___ GIVEN RECORDS ___
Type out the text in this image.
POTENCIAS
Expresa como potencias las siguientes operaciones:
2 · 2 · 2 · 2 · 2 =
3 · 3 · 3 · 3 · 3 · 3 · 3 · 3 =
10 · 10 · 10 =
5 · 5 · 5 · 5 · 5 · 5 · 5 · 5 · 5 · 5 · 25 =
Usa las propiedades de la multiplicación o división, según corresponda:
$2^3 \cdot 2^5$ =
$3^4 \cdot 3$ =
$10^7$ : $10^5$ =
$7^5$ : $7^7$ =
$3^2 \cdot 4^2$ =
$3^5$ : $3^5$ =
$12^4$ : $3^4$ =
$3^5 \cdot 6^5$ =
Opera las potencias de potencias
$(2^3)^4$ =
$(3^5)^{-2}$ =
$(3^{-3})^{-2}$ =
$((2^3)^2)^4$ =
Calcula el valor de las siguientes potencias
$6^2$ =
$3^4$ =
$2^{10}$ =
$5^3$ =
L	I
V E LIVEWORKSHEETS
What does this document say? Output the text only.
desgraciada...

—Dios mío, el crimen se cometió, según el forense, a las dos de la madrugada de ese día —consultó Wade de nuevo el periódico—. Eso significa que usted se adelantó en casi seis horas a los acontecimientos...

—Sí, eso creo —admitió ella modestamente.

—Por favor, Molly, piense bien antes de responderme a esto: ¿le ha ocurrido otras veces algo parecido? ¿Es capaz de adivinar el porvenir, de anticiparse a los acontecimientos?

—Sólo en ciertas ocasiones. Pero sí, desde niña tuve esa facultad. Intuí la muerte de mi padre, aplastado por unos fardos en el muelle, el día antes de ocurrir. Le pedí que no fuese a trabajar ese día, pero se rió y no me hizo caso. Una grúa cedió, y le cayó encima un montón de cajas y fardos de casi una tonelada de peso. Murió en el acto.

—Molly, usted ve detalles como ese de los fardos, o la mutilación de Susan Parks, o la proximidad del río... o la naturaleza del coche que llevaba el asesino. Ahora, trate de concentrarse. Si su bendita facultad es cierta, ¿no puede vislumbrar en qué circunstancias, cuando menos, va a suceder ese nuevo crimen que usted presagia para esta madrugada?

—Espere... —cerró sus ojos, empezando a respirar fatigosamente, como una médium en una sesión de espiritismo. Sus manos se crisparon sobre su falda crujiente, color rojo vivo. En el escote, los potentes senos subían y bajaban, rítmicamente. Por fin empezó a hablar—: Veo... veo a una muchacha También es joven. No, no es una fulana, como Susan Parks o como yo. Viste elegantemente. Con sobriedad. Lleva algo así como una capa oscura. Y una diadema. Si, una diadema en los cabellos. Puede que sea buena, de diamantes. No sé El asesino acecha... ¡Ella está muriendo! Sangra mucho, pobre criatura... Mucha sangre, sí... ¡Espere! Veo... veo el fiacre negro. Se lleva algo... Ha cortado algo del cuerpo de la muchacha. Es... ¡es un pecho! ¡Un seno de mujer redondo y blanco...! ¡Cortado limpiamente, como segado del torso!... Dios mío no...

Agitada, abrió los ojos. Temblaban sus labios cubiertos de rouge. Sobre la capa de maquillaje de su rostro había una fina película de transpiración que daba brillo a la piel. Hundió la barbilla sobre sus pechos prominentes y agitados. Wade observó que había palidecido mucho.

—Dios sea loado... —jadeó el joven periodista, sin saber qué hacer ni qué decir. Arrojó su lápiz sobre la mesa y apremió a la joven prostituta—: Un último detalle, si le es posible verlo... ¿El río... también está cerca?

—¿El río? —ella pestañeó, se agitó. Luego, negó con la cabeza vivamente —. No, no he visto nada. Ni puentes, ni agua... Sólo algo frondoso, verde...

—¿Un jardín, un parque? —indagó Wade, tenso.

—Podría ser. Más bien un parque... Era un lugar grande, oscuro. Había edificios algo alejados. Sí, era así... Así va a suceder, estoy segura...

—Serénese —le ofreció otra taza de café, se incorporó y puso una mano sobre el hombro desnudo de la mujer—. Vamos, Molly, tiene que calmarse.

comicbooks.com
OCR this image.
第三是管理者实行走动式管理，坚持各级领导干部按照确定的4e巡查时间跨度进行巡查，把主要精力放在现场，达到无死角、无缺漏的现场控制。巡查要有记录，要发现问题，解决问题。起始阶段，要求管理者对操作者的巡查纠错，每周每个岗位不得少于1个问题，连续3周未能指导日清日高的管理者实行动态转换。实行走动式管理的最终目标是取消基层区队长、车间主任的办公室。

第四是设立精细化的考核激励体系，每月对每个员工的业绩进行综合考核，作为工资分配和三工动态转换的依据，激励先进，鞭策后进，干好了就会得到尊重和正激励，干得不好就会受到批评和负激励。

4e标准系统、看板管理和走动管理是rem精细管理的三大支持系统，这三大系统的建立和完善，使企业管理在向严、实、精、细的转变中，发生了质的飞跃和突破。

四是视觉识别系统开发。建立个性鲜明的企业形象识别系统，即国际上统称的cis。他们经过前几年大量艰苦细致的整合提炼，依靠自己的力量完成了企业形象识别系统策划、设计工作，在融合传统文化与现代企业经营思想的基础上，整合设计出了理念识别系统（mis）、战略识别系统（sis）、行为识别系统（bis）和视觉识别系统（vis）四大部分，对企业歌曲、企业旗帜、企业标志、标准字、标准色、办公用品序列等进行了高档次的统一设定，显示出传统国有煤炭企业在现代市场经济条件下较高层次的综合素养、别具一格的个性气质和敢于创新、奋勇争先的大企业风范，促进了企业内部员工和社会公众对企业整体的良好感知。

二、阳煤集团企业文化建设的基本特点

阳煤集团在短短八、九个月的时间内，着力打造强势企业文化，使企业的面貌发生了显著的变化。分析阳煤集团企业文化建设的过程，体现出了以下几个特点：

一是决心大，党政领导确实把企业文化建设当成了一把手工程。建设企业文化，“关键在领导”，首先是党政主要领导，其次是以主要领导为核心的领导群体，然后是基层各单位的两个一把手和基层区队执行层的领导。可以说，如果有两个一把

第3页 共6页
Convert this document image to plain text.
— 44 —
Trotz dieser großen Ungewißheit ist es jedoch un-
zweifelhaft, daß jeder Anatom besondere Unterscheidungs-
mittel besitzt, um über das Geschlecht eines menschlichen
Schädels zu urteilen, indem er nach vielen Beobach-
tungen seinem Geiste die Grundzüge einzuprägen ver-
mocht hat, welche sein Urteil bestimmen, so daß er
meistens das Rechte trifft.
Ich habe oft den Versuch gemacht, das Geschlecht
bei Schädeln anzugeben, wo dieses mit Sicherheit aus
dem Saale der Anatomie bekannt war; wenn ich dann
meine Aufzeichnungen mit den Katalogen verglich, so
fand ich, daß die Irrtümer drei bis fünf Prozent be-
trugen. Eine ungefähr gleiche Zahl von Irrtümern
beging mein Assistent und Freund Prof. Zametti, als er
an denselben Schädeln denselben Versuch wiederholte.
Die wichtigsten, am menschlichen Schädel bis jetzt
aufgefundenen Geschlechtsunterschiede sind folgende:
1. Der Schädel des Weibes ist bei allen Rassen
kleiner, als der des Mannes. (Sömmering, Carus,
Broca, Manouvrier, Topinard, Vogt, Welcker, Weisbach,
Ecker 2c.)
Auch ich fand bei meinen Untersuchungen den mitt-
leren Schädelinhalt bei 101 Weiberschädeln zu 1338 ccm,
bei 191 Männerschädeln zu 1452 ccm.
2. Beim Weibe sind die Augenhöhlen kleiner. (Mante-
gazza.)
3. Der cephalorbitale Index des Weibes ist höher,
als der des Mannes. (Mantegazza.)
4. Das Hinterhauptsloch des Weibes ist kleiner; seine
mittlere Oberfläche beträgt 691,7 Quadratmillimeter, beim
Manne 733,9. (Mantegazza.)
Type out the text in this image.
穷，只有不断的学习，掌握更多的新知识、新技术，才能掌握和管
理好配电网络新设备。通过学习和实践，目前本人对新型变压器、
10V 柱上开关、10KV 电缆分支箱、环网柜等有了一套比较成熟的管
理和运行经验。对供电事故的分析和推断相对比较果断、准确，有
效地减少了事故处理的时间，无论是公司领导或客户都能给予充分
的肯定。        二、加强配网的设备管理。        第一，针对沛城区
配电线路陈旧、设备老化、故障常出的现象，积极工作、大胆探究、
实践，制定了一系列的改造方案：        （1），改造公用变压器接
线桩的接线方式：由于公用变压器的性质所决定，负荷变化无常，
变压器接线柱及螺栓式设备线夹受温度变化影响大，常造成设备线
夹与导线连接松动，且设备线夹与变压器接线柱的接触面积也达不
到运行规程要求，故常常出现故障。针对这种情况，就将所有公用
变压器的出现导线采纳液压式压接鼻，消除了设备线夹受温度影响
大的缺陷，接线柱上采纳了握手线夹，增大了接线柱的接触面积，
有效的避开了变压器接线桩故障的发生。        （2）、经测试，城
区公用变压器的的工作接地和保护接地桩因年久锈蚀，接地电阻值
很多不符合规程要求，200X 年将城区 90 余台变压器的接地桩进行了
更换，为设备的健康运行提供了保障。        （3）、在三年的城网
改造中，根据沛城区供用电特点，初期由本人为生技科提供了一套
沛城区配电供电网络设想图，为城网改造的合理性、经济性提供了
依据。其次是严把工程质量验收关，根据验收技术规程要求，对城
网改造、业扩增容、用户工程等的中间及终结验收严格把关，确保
___
# [THE REQUEST]
Read through the data and copy every line where "Mantegazza" shows up.

# [TASK RESPONSE]
als der des Mannes. (Mantegazza.)
Manne 733,9. (Mantegazza.)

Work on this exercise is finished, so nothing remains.